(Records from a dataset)
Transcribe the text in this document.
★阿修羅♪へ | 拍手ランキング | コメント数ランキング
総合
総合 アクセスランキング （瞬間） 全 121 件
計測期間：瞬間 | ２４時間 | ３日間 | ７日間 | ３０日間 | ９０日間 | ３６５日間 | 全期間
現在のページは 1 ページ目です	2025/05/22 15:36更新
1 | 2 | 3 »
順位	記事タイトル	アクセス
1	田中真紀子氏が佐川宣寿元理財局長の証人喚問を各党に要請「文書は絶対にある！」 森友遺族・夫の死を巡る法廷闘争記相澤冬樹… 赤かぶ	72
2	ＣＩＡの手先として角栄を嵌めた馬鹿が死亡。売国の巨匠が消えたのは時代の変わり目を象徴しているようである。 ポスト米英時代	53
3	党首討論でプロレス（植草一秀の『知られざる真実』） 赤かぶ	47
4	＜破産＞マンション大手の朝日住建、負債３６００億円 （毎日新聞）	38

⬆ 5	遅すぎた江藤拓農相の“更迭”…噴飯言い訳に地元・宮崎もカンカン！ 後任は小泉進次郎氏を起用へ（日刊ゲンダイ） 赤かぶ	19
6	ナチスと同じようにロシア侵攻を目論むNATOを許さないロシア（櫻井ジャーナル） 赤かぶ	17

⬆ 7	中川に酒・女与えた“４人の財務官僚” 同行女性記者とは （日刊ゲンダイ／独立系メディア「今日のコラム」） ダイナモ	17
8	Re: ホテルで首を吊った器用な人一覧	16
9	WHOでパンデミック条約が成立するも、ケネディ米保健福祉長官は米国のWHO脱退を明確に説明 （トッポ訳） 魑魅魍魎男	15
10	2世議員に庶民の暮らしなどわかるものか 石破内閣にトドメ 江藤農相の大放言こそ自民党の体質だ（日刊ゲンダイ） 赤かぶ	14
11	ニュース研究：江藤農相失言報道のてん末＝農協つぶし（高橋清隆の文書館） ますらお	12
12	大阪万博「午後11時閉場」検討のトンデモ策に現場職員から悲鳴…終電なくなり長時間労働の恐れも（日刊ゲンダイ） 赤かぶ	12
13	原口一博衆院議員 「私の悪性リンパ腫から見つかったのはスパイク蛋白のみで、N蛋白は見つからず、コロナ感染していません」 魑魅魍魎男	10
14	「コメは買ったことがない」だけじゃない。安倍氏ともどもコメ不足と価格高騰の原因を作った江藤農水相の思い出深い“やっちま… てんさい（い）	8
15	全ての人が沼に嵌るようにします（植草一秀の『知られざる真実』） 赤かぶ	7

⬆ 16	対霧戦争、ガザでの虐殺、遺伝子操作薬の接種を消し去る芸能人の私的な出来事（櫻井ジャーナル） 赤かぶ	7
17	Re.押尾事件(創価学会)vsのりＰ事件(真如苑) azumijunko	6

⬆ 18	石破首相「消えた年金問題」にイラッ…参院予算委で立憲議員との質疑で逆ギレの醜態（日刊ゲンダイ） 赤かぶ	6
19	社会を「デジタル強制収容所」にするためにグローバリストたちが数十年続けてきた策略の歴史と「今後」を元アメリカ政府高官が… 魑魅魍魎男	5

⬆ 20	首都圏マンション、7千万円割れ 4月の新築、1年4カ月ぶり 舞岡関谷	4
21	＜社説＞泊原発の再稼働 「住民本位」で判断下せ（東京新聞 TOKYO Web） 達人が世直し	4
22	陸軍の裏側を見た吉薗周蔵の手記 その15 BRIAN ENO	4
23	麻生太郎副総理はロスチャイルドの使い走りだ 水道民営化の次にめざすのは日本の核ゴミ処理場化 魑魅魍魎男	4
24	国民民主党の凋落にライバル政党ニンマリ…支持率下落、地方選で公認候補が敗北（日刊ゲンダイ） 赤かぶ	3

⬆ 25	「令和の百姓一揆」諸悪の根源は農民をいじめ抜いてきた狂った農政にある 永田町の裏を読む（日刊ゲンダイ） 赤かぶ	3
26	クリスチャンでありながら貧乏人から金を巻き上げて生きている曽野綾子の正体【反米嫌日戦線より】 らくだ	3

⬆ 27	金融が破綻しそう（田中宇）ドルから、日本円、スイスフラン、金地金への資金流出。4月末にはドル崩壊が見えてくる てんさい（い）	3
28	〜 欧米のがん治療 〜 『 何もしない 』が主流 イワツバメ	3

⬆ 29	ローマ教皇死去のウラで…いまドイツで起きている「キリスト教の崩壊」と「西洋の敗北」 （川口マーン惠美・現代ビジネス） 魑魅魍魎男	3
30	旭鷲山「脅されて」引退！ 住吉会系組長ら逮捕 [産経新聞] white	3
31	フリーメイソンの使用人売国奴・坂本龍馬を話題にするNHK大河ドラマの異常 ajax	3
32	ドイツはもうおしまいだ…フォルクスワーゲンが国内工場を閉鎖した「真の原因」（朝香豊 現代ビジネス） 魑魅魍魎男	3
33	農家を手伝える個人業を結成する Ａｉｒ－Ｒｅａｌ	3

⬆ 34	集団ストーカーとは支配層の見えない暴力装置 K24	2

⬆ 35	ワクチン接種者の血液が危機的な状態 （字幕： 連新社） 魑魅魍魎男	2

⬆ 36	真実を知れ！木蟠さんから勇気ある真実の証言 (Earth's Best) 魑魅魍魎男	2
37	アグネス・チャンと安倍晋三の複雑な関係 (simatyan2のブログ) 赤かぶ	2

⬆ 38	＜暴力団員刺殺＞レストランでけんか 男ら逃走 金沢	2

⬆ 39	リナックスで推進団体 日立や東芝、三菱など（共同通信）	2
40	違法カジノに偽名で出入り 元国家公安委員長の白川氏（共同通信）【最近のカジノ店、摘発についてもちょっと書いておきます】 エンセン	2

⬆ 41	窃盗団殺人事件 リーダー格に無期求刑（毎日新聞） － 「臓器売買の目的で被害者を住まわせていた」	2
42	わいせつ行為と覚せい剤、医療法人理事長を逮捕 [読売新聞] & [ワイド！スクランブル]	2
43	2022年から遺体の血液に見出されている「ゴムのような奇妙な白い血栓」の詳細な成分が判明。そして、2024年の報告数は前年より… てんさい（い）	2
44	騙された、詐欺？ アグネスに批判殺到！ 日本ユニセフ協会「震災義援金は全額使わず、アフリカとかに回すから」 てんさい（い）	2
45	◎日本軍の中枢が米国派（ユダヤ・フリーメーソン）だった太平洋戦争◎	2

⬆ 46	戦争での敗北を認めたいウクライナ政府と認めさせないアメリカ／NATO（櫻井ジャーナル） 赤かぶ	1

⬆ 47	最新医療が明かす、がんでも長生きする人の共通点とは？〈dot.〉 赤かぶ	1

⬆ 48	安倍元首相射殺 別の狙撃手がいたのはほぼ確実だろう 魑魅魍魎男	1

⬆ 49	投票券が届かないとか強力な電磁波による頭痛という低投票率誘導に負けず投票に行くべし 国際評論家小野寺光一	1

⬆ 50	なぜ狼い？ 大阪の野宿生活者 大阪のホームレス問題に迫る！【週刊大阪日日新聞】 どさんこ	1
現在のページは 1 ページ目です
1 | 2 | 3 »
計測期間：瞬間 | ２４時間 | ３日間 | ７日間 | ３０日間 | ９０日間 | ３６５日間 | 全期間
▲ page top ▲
...
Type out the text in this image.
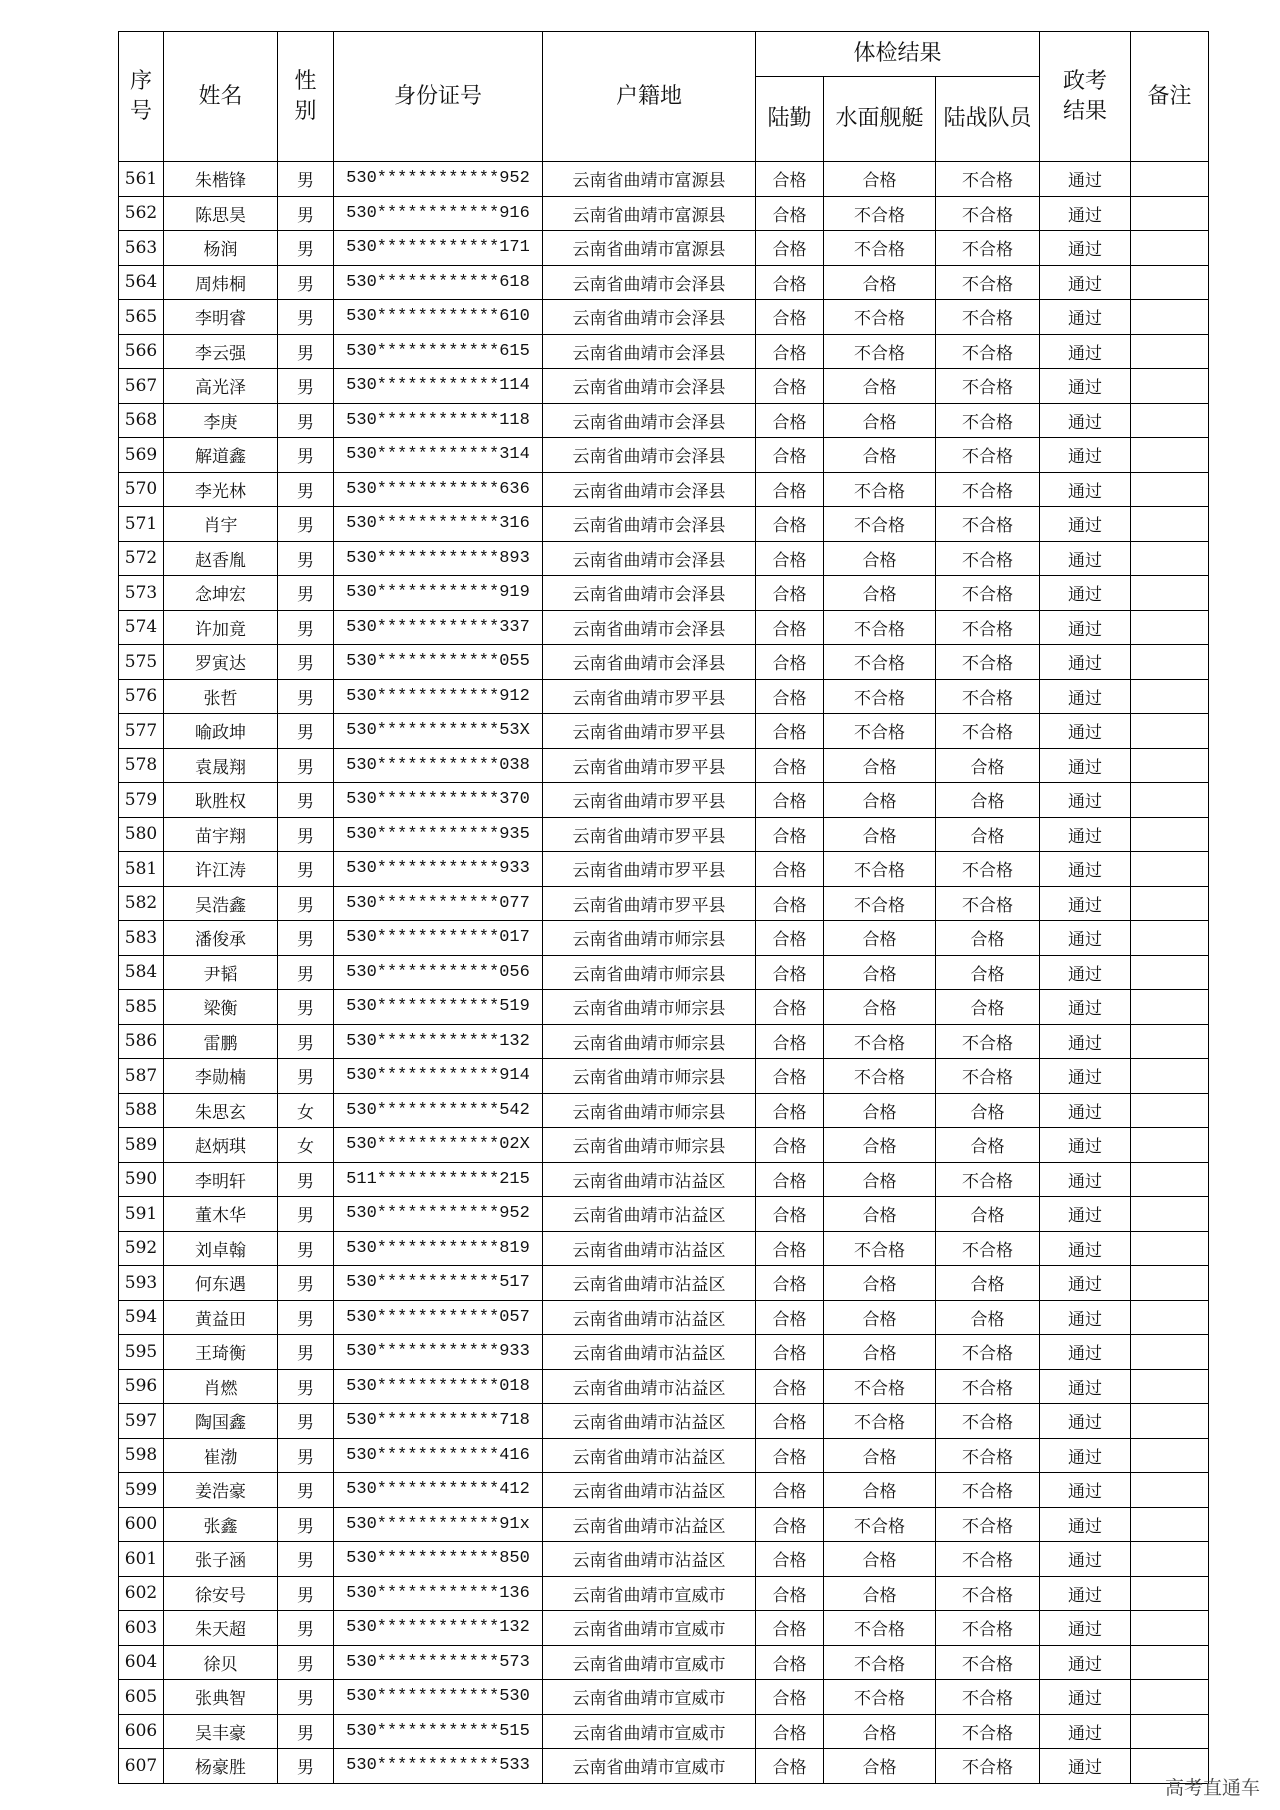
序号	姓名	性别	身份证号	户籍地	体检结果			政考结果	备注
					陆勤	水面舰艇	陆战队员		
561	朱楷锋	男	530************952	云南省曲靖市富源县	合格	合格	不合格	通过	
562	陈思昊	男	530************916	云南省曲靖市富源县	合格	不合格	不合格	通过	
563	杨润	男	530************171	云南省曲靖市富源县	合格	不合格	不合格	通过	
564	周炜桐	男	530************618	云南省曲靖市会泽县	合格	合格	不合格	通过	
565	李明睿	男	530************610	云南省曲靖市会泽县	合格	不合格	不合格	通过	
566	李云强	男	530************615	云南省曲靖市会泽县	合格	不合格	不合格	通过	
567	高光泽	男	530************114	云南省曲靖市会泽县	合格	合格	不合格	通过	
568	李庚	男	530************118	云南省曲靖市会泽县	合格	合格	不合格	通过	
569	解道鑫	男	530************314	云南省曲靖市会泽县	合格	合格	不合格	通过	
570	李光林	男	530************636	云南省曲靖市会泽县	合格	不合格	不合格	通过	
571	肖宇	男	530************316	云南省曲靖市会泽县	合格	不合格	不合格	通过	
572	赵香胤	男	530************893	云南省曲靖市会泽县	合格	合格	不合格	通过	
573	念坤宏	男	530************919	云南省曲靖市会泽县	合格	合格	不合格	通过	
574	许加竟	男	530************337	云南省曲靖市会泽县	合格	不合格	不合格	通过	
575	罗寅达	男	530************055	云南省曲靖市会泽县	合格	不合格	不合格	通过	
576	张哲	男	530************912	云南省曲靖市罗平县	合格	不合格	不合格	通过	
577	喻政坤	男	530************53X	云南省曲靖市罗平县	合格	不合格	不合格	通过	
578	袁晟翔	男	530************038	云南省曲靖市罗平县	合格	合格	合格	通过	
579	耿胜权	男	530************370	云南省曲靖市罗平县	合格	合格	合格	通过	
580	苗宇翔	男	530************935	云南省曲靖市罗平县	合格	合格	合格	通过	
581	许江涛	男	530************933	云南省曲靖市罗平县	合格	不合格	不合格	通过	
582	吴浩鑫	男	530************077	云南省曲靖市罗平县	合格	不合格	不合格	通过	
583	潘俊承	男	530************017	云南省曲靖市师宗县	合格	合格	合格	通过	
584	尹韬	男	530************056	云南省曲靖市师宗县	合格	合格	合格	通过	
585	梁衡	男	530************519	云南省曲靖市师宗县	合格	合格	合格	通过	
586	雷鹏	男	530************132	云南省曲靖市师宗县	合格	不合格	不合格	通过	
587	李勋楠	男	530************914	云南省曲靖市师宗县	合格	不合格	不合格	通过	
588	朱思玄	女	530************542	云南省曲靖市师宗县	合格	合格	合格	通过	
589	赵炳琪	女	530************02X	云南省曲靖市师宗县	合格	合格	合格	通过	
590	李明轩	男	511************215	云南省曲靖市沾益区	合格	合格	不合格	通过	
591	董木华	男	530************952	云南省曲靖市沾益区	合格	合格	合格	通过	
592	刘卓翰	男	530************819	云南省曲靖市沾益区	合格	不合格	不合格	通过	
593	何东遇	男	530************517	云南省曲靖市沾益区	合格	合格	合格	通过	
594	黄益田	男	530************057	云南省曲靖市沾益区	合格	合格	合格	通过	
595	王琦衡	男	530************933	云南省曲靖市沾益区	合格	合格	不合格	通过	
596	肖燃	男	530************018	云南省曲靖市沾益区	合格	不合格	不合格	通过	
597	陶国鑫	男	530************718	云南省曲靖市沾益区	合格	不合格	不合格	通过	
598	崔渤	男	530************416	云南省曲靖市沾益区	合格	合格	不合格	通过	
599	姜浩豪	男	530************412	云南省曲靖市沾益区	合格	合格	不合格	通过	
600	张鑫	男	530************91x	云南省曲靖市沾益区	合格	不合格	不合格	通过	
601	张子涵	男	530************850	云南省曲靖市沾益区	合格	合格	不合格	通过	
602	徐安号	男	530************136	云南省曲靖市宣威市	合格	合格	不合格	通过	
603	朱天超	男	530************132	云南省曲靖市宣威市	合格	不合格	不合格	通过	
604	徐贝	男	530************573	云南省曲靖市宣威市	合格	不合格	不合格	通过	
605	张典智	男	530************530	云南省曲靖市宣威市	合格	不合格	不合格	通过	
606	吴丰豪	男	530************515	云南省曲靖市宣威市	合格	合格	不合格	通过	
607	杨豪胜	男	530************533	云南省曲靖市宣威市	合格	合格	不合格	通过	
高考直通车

(WHAT IS REQUIRED):
Locate each line with the word "現代ビジネス" and copy it.

(IN RESPONSE):
⬆ 29	ローマ教皇死去のウラで…いまドイツで起きている「キリスト教の崩壊」と「西洋の敗北」 （川口マーン惠美・現代ビジネス） 魑魅魍魎男	3
32	ドイツはもうおしまいだ…フォルクスワーゲンが国内工場を閉鎖した「真の原因」（朝香豊 現代ビジネス） 魑魅魍魎男	3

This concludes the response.